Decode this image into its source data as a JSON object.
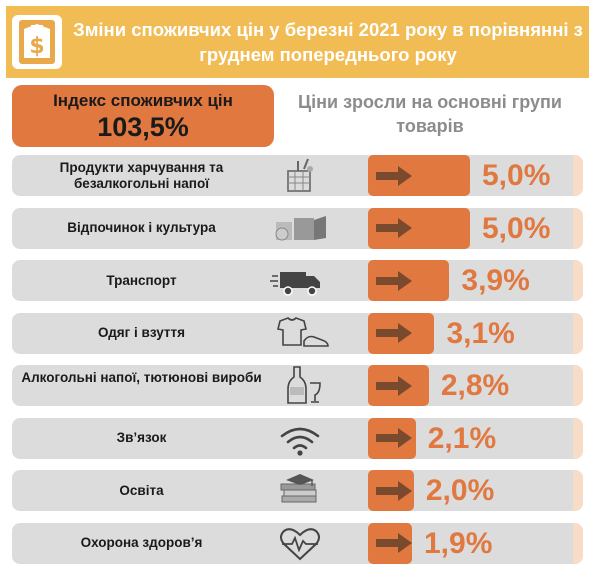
{
  "title": "Зміни споживчих цін у березні 2021 року в порівнянні з груднем попереднього року",
  "index_label": "Індекс споживчих цін",
  "index_value": "103,5%",
  "growth_label": "Ціни зросли на основні групи товарів",
  "colors": {
    "header": "#f2bc55",
    "accent": "#e07840",
    "row_bg": "#dcdcdc",
    "arrow": "#7a4a2e"
  },
  "chart_data": {
    "type": "bar",
    "orientation": "horizontal",
    "categories": [
      "Продукти харчування та безалкогольні напої",
      "Відпочинок і культура",
      "Транспорт",
      "Одяг і взуття",
      "Алкогольні напої, тютюнові вироби",
      "Зв’язок",
      "Освіта",
      "Охорона здоров’я"
    ],
    "values": [
      5.0,
      5.0,
      3.9,
      3.1,
      2.8,
      2.1,
      2.0,
      1.9
    ],
    "value_labels": [
      "5,0%",
      "5,0%",
      "3,9%",
      "3,1%",
      "2,8%",
      "2,1%",
      "2,0%",
      "1,9%"
    ],
    "icons": [
      "grocery-icon",
      "culture-icon",
      "truck-icon",
      "clothes-icon",
      "bottle-icon",
      "wifi-icon",
      "books-icon",
      "heart-pulse-icon"
    ],
    "unit": "%"
  }
}
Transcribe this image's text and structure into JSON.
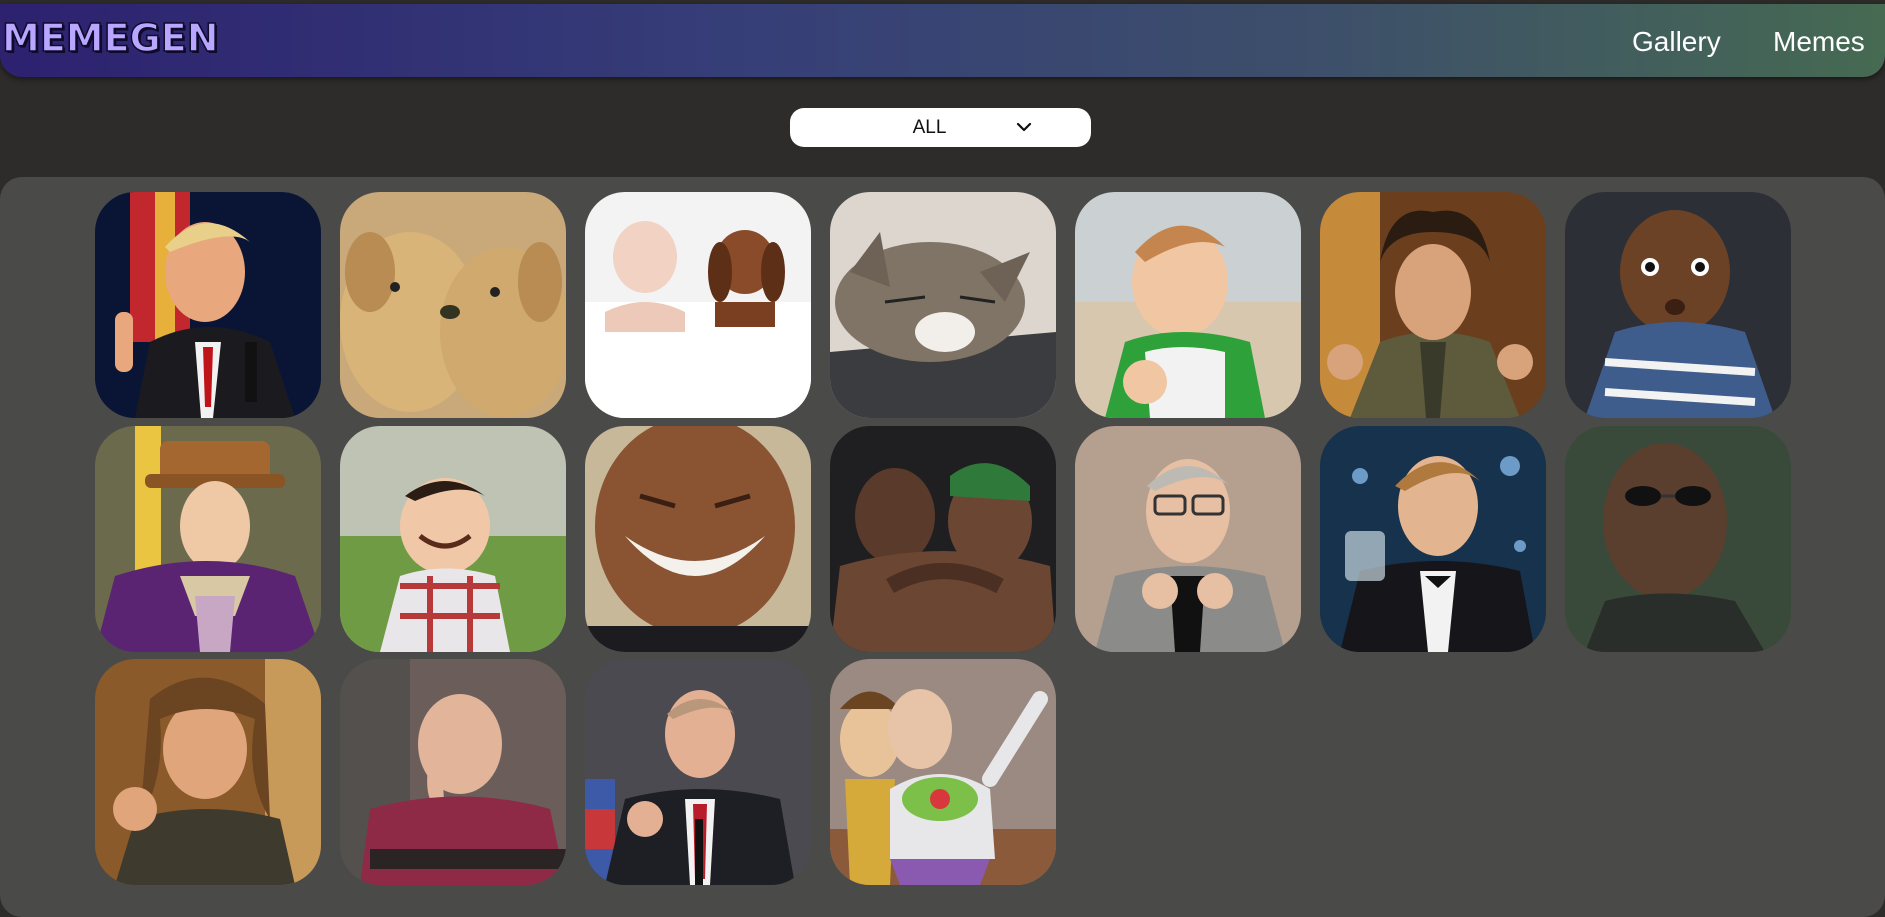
{
  "header": {
    "logo": "MEMEGEN",
    "nav": {
      "gallery": "Gallery",
      "memes": "Memes"
    }
  },
  "filter": {
    "value": "ALL",
    "icon": "chevron-down-icon"
  },
  "gallery": {
    "images": [
      {
        "name": "Man in suit pointing finger up, speaking at podium"
      },
      {
        "name": "Two golden retriever puppies"
      },
      {
        "name": "Sleeping baby and puppy under white blanket"
      },
      {
        "name": "Tabby cat sleeping on laptop keyboard"
      },
      {
        "name": "Toddler on beach clenching fist"
      },
      {
        "name": "Man with wild hair gesturing"
      },
      {
        "name": "Baby with surprised face"
      },
      {
        "name": "Man in purple coat and top hat, hand on chin"
      },
      {
        "name": "Laughing toddler in plaid shirt"
      },
      {
        "name": "Man laughing with eyes closed"
      },
      {
        "name": "Two basketball players embracing"
      },
      {
        "name": "Man pointing both fingers at camera"
      },
      {
        "name": "Man in tuxedo raising a glass"
      },
      {
        "name": "Bald man with dark sunglasses"
      },
      {
        "name": "Long-haired man making circle gesture"
      },
      {
        "name": "Man in red uniform, hand on face, smiling"
      },
      {
        "name": "Man in suit gesturing while speaking"
      },
      {
        "name": "Two cartoon toys, one gesturing outward"
      }
    ]
  }
}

OBJECTIVE: Pictures are to be left out; all else in the entries above is to be quoted exactly.

ANSWER FOR THIS EXERCISE:
Decode this image into its source data as a JSON object.
{
  "title": "Зміни споживчих цін у березні 2021 року в порівнянні з груднем попереднього року",
  "index_label": "Індекс споживчих цін",
  "index_value": "103,5%",
  "growth_label": "Ціни зросли на основні групи товарів",
  "colors": {
    "header": "#f2bc55",
    "accent": "#e07840",
    "row_bg": "#dcdcdc",
    "arrow": "#7a4a2e"
  },
  "chart_data": {
    "type": "bar",
    "orientation": "horizontal",
    "categories": [
      "Продукти харчування та безалкогольні напої",
      "Відпочинок і культура",
      "Транспорт",
      "Одяг і взуття",
      "Алкогольні напої, тютюнові вироби",
      "Зв’язок",
      "Освіта",
      "Охорона здоров’я"
    ],
    "values": [
      5.0,
      5.0,
      3.9,
      3.1,
      2.8,
      2.1,
      2.0,
      1.9
    ],
    "value_labels": [
      "5,0%",
      "5,0%",
      "3,9%",
      "3,1%",
      "2,8%",
      "2,1%",
      "2,0%",
      "1,9%"
    ],
    "icons": [
      "grocery-icon",
      "culture-icon",
      "truck-icon",
      "clothes-icon",
      "bottle-icon",
      "wifi-icon",
      "books-icon",
      "heart-pulse-icon"
    ],
    "unit": "%"
  }
}
Transcribe this image's text and structure into JSON.
{
  "header": {
    "logo": "MEMEGEN",
    "nav": {
      "gallery": "Gallery",
      "memes": "Memes"
    }
  },
  "filter": {
    "value": "ALL",
    "icon": "chevron-down-icon"
  },
  "gallery": {
    "images": [
      {
        "name": "Man in suit pointing finger up, speaking at podium"
      },
      {
        "name": "Two golden retriever puppies"
      },
      {
        "name": "Sleeping baby and puppy under white blanket"
      },
      {
        "name": "Tabby cat sleeping on laptop keyboard"
      },
      {
        "name": "Toddler on beach clenching fist"
      },
      {
        "name": "Man with wild hair gesturing"
      },
      {
        "name": "Baby with surprised face"
      },
      {
        "name": "Man in purple coat and top hat, hand on chin"
      },
      {
        "name": "Laughing toddler in plaid shirt"
      },
      {
        "name": "Man laughing with eyes closed"
      },
      {
        "name": "Two basketball players embracing"
      },
      {
        "name": "Man pointing both fingers at camera"
      },
      {
        "name": "Man in tuxedo raising a glass"
      },
      {
        "name": "Bald man with dark sunglasses"
      },
      {
        "name": "Long-haired man making circle gesture"
      },
      {
        "name": "Man in red uniform, hand on face, smiling"
      },
      {
        "name": "Man in suit gesturing while speaking"
      },
      {
        "name": "Two cartoon toys, one gesturing outward"
      }
    ]
  }
}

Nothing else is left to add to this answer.